### Task details
Could you transcribe every line of the records below word for word, leaving out the pictures?

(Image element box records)
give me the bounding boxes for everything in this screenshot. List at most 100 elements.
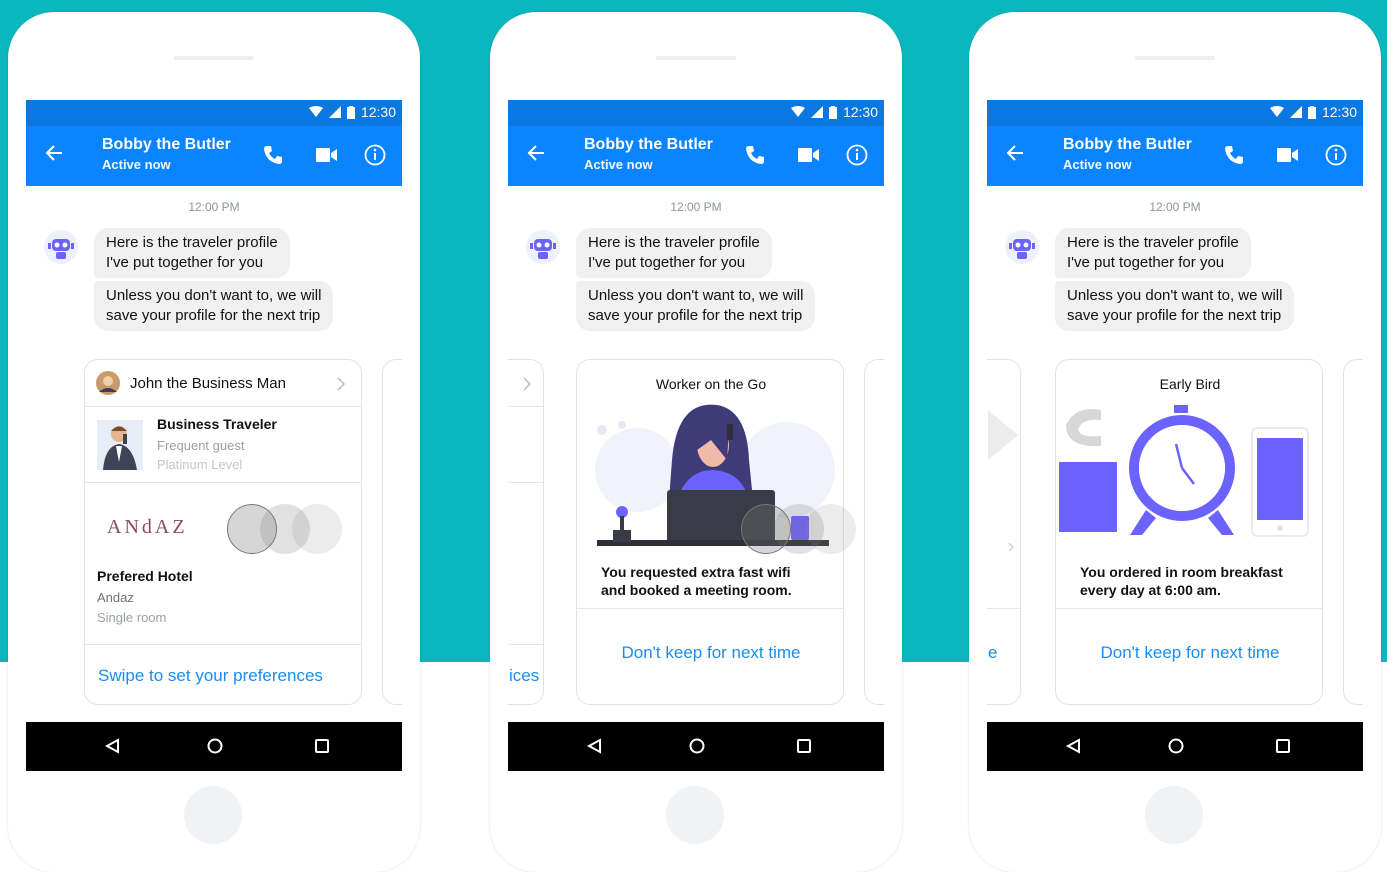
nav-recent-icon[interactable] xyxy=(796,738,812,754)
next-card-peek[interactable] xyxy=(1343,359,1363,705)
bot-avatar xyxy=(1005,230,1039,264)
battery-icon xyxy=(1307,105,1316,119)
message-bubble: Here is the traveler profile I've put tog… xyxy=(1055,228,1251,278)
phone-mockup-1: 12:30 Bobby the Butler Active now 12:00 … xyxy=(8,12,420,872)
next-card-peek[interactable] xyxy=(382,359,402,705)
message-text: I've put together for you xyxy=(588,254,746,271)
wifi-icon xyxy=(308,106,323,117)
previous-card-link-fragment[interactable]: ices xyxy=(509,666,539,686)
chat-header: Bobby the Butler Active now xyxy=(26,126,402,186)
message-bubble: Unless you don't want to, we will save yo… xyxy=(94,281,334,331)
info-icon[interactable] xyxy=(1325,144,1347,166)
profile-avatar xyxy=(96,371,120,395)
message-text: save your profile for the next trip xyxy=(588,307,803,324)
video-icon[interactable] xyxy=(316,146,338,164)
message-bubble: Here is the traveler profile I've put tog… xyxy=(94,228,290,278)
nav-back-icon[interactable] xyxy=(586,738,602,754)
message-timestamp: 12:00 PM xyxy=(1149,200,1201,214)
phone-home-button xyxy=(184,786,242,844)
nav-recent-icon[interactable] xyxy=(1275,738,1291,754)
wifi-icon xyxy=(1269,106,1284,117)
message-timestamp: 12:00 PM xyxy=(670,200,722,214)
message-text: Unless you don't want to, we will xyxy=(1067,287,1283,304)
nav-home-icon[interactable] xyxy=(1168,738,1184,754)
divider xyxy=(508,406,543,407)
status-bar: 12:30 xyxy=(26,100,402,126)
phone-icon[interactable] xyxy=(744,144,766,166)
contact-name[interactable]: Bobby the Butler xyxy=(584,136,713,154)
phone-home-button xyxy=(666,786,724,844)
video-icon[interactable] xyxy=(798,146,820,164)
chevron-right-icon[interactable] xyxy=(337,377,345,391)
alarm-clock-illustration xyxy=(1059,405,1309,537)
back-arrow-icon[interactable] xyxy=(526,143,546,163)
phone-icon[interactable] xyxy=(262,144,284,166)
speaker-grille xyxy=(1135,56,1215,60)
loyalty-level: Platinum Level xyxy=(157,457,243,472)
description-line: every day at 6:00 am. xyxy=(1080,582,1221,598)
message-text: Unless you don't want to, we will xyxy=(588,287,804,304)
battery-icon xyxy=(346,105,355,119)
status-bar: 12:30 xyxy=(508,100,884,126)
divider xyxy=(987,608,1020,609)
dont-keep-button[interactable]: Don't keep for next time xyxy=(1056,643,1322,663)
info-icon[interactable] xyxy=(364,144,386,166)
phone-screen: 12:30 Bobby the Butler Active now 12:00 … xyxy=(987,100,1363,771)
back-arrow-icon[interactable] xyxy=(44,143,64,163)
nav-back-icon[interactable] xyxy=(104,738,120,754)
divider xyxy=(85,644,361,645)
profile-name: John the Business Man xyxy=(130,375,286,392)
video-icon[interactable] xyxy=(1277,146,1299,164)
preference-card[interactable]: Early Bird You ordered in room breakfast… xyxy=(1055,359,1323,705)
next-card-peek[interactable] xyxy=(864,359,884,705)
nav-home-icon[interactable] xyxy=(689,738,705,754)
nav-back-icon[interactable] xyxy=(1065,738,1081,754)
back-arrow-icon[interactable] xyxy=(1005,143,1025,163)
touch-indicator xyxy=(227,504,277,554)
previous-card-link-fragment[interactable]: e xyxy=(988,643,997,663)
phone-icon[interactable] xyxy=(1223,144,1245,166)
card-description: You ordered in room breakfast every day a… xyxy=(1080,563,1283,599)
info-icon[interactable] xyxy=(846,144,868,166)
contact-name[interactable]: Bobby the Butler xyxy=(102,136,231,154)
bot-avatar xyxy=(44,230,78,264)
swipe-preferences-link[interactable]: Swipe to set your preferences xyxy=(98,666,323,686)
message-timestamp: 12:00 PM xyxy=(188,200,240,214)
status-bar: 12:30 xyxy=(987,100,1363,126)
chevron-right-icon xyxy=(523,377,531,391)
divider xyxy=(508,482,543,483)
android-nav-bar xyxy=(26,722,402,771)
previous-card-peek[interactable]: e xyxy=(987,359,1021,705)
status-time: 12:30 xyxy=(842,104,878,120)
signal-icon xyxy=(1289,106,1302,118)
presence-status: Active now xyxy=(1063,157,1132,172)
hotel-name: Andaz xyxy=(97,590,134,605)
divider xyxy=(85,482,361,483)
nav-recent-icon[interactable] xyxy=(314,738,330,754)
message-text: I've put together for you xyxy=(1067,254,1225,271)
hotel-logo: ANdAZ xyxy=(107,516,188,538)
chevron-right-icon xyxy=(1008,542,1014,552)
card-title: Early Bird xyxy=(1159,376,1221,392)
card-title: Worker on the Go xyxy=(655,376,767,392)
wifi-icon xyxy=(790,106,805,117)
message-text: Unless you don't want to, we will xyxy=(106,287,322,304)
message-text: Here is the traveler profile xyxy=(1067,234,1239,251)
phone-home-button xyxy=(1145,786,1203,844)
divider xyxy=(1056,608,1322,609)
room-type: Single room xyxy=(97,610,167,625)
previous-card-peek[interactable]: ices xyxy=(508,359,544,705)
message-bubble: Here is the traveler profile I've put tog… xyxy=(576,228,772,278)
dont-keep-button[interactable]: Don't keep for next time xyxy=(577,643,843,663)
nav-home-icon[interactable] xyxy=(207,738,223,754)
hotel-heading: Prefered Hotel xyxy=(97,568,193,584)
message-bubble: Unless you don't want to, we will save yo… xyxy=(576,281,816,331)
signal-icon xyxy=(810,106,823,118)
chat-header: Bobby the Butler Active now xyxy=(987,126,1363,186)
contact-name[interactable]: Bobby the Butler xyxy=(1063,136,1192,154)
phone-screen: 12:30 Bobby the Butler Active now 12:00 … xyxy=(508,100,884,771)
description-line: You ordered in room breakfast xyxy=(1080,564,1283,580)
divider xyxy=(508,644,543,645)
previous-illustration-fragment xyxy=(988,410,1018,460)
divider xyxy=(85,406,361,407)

### Reply
give me the bounding boxes for everything in this screenshot. List at most 100 elements.
nav-recent-icon[interactable] xyxy=(796,738,812,754)
next-card-peek[interactable] xyxy=(1343,359,1363,705)
bot-avatar xyxy=(1005,230,1039,264)
battery-icon xyxy=(1307,105,1316,119)
message-bubble: Here is the traveler profile I've put tog… xyxy=(1055,228,1251,278)
phone-mockup-1: 12:30 Bobby the Butler Active now 12:00 … xyxy=(8,12,420,872)
next-card-peek[interactable] xyxy=(382,359,402,705)
message-text: I've put together for you xyxy=(588,254,746,271)
wifi-icon xyxy=(308,106,323,117)
previous-card-link-fragment[interactable]: ices xyxy=(509,666,539,686)
chat-header: Bobby the Butler Active now xyxy=(26,126,402,186)
message-bubble: Unless you don't want to, we will save yo… xyxy=(94,281,334,331)
info-icon[interactable] xyxy=(1325,144,1347,166)
profile-avatar xyxy=(96,371,120,395)
message-text: save your profile for the next trip xyxy=(588,307,803,324)
video-icon[interactable] xyxy=(316,146,338,164)
message-bubble: Here is the traveler profile I've put tog… xyxy=(94,228,290,278)
nav-back-icon[interactable] xyxy=(586,738,602,754)
message-timestamp: 12:00 PM xyxy=(1149,200,1201,214)
phone-home-button xyxy=(184,786,242,844)
nav-recent-icon[interactable] xyxy=(1275,738,1291,754)
wifi-icon xyxy=(1269,106,1284,117)
message-timestamp: 12:00 PM xyxy=(670,200,722,214)
message-text: Unless you don't want to, we will xyxy=(1067,287,1283,304)
nav-home-icon[interactable] xyxy=(1168,738,1184,754)
divider xyxy=(508,406,543,407)
status-bar: 12:30 xyxy=(26,100,402,126)
phone-icon[interactable] xyxy=(744,144,766,166)
contact-name[interactable]: Bobby the Butler xyxy=(584,136,713,154)
phone-home-button xyxy=(666,786,724,844)
video-icon[interactable] xyxy=(798,146,820,164)
chevron-right-icon[interactable] xyxy=(337,377,345,391)
alarm-clock-illustration xyxy=(1059,405,1309,537)
back-arrow-icon[interactable] xyxy=(526,143,546,163)
phone-icon[interactable] xyxy=(262,144,284,166)
speaker-grille xyxy=(1135,56,1215,60)
loyalty-level: Platinum Level xyxy=(157,457,243,472)
description-line: every day at 6:00 am. xyxy=(1080,582,1221,598)
message-text: Unless you don't want to, we will xyxy=(588,287,804,304)
battery-icon xyxy=(346,105,355,119)
status-bar: 12:30 xyxy=(508,100,884,126)
divider xyxy=(987,608,1020,609)
dont-keep-button[interactable]: Don't keep for next time xyxy=(1056,643,1322,663)
info-icon[interactable] xyxy=(364,144,386,166)
phone-screen: 12:30 Bobby the Butler Active now 12:00 … xyxy=(987,100,1363,771)
back-arrow-icon[interactable] xyxy=(44,143,64,163)
nav-back-icon[interactable] xyxy=(104,738,120,754)
divider xyxy=(85,644,361,645)
profile-name: John the Business Man xyxy=(130,375,286,392)
video-icon[interactable] xyxy=(1277,146,1299,164)
preference-card[interactable]: Early Bird You ordered in room breakfast… xyxy=(1055,359,1323,705)
next-card-peek[interactable] xyxy=(864,359,884,705)
nav-home-icon[interactable] xyxy=(689,738,705,754)
nav-back-icon[interactable] xyxy=(1065,738,1081,754)
back-arrow-icon[interactable] xyxy=(1005,143,1025,163)
touch-indicator xyxy=(227,504,277,554)
previous-card-link-fragment[interactable]: e xyxy=(988,643,997,663)
phone-icon[interactable] xyxy=(1223,144,1245,166)
card-description: You ordered in room breakfast every day a… xyxy=(1080,563,1283,599)
info-icon[interactable] xyxy=(846,144,868,166)
contact-name[interactable]: Bobby the Butler xyxy=(102,136,231,154)
bot-avatar xyxy=(44,230,78,264)
swipe-preferences-link[interactable]: Swipe to set your preferences xyxy=(98,666,323,686)
message-timestamp: 12:00 PM xyxy=(188,200,240,214)
status-bar: 12:30 xyxy=(987,100,1363,126)
chevron-right-icon xyxy=(523,377,531,391)
divider xyxy=(508,482,543,483)
android-nav-bar xyxy=(26,722,402,771)
previous-card-peek[interactable]: e xyxy=(987,359,1021,705)
status-time: 12:30 xyxy=(842,104,878,120)
signal-icon xyxy=(1289,106,1302,118)
presence-status: Active now xyxy=(1063,157,1132,172)
hotel-name: Andaz xyxy=(97,590,134,605)
divider xyxy=(85,482,361,483)
nav-recent-icon[interactable] xyxy=(314,738,330,754)
message-text: I've put together for you xyxy=(1067,254,1225,271)
hotel-logo: ANdAZ xyxy=(107,516,188,538)
chevron-right-icon xyxy=(1008,542,1014,552)
card-title: Early Bird xyxy=(1159,376,1221,392)
card-title: Worker on the Go xyxy=(655,376,767,392)
wifi-icon xyxy=(790,106,805,117)
message-text: Unless you don't want to, we will xyxy=(106,287,322,304)
message-text: Here is the traveler profile xyxy=(1067,234,1239,251)
phone-home-button xyxy=(1145,786,1203,844)
divider xyxy=(1056,608,1322,609)
room-type: Single room xyxy=(97,610,167,625)
previous-card-peek[interactable]: ices xyxy=(508,359,544,705)
message-bubble: Here is the traveler profile I've put tog… xyxy=(576,228,772,278)
dont-keep-button[interactable]: Don't keep for next time xyxy=(577,643,843,663)
nav-home-icon[interactable] xyxy=(207,738,223,754)
hotel-heading: Prefered Hotel xyxy=(97,568,193,584)
message-bubble: Unless you don't want to, we will save yo… xyxy=(576,281,816,331)
signal-icon xyxy=(810,106,823,118)
chat-header: Bobby the Butler Active now xyxy=(987,126,1363,186)
contact-name[interactable]: Bobby the Butler xyxy=(1063,136,1192,154)
phone-screen: 12:30 Bobby the Butler Active now 12:00 … xyxy=(508,100,884,771)
description-line: You ordered in room breakfast xyxy=(1080,564,1283,580)
divider xyxy=(508,644,543,645)
previous-illustration-fragment xyxy=(988,410,1018,460)
divider xyxy=(85,406,361,407)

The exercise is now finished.